**TASK TO COMPLETE:** Please render the lines of the items between the line holding "pk-item: - department_id" and the line holding "field-icon xyxy=(1028,843,1041,856)", inclusive, as a Markdown table with the columns Row and Item line. Leave out any blank lines.

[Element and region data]
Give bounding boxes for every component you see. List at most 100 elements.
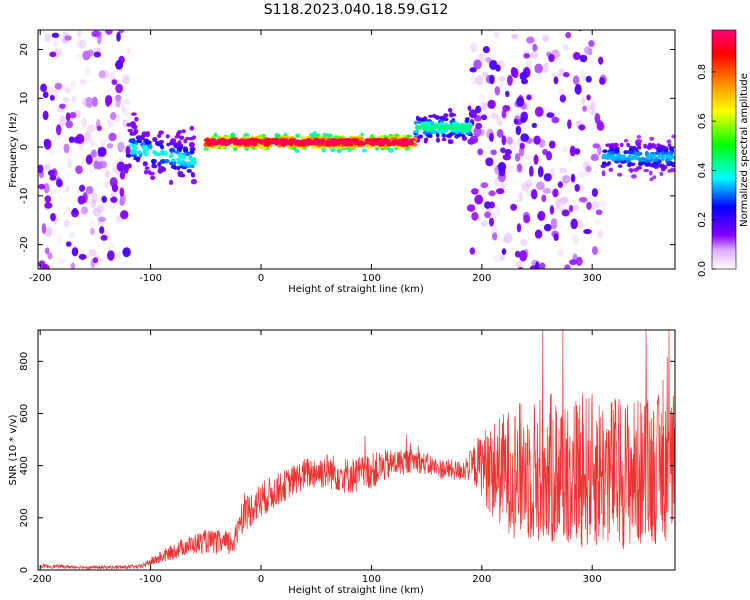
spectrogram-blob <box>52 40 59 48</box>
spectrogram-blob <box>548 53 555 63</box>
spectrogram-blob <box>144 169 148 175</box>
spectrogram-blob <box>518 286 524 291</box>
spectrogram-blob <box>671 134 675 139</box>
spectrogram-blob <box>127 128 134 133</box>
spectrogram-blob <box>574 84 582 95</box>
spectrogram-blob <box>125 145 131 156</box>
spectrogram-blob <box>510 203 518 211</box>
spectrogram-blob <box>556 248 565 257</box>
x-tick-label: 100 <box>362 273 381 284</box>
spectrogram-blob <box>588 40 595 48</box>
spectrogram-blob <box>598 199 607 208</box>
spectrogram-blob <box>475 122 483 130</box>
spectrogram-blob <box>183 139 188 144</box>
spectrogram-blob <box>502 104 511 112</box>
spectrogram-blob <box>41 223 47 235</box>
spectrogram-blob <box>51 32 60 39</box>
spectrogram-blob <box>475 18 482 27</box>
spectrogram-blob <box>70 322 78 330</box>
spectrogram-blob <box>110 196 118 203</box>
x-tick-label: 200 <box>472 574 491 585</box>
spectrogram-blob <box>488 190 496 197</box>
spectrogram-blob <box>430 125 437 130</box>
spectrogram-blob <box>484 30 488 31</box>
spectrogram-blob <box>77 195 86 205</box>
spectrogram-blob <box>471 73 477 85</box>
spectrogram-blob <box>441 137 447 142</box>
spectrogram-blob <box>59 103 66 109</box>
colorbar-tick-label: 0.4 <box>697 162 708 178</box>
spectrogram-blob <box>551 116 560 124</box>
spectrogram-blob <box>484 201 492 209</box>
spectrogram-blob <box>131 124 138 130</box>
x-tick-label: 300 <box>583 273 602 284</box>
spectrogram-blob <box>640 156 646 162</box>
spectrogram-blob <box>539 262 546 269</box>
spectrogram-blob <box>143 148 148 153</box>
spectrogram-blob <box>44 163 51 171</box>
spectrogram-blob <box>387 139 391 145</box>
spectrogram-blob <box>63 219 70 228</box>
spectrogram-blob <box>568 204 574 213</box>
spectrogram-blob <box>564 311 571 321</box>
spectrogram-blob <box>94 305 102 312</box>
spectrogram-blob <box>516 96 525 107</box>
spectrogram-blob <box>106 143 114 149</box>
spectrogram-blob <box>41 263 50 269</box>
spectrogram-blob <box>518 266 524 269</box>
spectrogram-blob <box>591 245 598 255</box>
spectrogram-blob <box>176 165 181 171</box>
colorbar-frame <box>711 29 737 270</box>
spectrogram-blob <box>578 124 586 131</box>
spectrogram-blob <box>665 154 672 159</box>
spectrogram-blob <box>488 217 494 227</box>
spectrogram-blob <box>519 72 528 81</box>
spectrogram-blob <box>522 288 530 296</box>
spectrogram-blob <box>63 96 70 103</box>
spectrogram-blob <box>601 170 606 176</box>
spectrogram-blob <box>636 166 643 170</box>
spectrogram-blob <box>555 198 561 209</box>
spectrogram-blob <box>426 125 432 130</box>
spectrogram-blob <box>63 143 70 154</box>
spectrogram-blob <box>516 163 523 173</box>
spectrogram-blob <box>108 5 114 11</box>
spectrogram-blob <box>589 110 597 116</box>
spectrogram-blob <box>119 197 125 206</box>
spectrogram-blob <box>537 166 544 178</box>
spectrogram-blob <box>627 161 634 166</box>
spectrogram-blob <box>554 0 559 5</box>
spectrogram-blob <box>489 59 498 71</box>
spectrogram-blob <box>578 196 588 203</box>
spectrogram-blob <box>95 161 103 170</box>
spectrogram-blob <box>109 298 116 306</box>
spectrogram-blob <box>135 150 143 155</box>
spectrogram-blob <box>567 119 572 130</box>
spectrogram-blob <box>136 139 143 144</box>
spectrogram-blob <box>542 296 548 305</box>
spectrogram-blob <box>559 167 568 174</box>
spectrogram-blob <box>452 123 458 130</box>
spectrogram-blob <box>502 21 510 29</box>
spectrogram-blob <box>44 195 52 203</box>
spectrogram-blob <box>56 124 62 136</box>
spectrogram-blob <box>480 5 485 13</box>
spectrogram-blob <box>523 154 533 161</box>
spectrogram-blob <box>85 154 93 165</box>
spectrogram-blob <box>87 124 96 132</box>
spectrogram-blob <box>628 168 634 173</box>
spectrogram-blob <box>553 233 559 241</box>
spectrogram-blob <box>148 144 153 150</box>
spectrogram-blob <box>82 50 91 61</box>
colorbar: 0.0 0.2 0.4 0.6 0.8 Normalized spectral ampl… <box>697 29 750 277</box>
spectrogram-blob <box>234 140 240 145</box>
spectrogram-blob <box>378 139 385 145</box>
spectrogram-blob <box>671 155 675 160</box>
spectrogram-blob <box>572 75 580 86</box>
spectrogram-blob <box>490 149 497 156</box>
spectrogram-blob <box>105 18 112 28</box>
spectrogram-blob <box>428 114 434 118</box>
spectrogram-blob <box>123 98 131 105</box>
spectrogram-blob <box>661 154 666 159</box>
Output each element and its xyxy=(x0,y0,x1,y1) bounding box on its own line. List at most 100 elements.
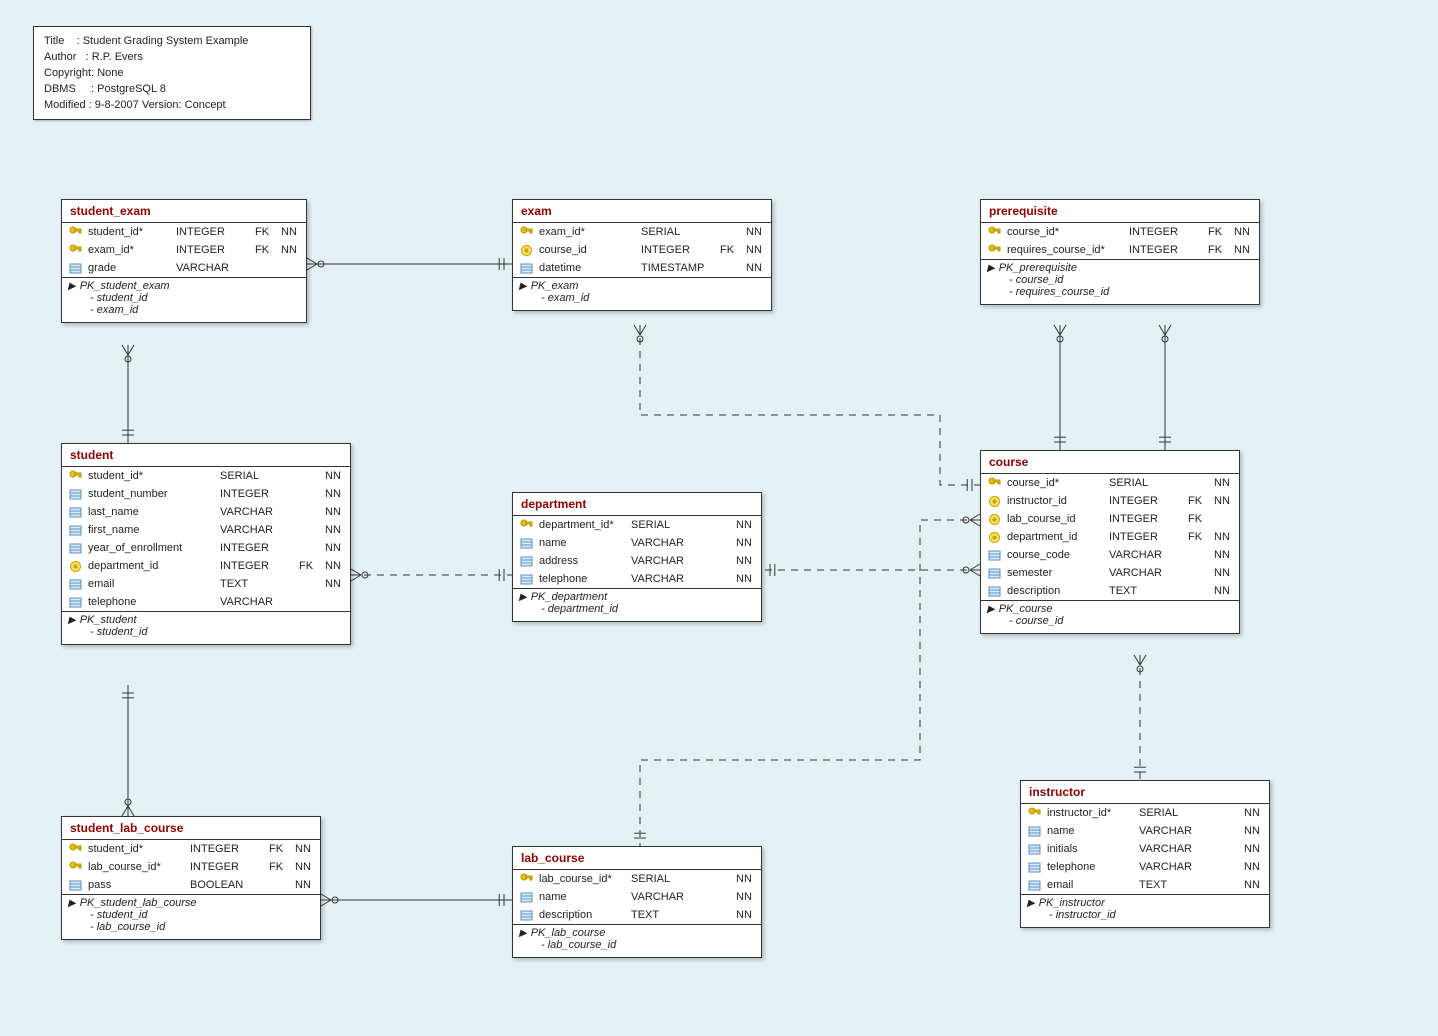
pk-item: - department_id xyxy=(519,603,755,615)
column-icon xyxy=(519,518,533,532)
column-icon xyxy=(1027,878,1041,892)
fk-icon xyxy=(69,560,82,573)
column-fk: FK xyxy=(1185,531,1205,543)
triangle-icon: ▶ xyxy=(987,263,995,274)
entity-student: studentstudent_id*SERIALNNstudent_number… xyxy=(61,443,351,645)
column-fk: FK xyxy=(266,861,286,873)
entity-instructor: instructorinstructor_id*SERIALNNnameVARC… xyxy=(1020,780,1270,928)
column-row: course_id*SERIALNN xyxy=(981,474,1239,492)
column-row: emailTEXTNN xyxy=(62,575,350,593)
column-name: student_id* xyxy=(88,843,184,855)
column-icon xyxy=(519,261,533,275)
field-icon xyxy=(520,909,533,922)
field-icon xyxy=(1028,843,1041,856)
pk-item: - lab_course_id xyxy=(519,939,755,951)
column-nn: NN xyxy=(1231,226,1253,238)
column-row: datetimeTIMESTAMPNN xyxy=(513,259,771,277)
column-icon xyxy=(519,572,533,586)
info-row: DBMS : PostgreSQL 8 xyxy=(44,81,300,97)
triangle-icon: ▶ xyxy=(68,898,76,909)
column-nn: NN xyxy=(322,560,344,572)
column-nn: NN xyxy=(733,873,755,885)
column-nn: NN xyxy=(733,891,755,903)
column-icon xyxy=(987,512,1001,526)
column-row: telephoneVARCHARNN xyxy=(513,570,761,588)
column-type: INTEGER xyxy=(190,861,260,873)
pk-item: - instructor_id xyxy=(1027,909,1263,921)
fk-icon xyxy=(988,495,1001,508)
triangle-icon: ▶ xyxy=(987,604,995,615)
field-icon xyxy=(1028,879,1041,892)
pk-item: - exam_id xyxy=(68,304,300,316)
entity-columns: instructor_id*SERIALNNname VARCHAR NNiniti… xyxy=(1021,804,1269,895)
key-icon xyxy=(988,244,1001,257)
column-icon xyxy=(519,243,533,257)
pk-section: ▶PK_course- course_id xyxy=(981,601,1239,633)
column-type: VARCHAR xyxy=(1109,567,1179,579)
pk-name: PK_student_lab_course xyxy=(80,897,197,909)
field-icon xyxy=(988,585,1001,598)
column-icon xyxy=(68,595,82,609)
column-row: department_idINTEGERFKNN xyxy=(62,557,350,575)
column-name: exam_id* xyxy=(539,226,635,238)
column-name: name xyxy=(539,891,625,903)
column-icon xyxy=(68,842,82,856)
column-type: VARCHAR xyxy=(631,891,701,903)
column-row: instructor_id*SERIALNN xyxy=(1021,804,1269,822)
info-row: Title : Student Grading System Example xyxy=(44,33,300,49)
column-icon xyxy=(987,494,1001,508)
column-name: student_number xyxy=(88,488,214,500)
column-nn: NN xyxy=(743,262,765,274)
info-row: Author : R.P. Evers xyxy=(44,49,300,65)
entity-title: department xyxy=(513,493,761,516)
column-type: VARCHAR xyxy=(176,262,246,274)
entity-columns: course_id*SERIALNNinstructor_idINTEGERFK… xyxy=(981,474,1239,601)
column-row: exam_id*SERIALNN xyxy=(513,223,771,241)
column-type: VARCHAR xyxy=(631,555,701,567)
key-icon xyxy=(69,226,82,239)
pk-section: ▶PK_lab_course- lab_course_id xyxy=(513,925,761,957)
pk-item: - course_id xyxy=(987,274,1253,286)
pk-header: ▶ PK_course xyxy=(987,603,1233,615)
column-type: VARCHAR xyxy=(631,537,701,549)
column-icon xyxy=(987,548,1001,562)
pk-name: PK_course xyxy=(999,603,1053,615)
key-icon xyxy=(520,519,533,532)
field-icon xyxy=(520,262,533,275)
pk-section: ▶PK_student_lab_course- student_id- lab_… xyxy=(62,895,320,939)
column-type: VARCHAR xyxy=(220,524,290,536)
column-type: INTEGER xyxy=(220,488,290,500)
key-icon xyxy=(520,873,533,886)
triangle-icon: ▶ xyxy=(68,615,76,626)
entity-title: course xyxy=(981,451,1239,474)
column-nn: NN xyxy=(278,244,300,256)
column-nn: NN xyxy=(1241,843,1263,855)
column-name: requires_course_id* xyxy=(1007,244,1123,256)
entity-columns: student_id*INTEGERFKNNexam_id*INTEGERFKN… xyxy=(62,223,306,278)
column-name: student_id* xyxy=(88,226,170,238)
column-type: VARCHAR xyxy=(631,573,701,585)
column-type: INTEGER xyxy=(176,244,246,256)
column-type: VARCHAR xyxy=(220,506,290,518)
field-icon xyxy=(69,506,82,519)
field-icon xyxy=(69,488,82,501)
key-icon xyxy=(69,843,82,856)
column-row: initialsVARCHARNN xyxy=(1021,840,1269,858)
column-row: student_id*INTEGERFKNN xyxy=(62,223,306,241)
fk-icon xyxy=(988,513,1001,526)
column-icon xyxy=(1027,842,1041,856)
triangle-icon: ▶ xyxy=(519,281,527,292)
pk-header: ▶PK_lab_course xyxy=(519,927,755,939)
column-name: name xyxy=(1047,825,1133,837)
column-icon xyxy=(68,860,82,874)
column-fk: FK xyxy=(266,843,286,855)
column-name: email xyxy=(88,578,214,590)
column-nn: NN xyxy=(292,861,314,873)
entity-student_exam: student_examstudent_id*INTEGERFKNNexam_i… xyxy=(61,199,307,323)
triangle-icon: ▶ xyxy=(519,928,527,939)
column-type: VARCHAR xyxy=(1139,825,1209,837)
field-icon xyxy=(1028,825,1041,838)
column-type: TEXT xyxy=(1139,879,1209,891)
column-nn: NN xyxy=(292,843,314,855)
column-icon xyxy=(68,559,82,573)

**RESULT OF THE TASK:**
| Row | Item line |
|---|---|
| 1 | pk-item: - department_id xyxy=(519,603,755,615) |
| 2 | column-icon xyxy=(519,518,533,532) |
| 3 | column-icon xyxy=(1027,878,1041,892) |
| 4 | fk-icon xyxy=(69,560,82,573) |
| 5 | column-fk: FK xyxy=(1185,531,1205,543) |
| 6 | triangle-icon: ▶ xyxy=(987,263,995,274) |
| 7 | entity-student: studentstudent_id*SERIALNNstudent_number… xyxy=(61,443,351,645) |
| 8 | column-fk: FK xyxy=(266,861,286,873) |
| 9 | entity-instructor: instructorinstructor_id*SERIALNNnameVARC… xyxy=(1020,780,1270,928) |
| 10 | column-row: course_id*SERIALNN xyxy=(981,474,1239,492) |
| 11 | column-row: emailTEXTNN xyxy=(62,575,350,593) |
| 12 | column-name: student_id* xyxy=(88,843,184,855) |
| 13 | column-icon xyxy=(519,261,533,275) |
| 14 | field-icon xyxy=(520,909,533,922) |
| 15 | field-icon xyxy=(1028,843,1041,856) |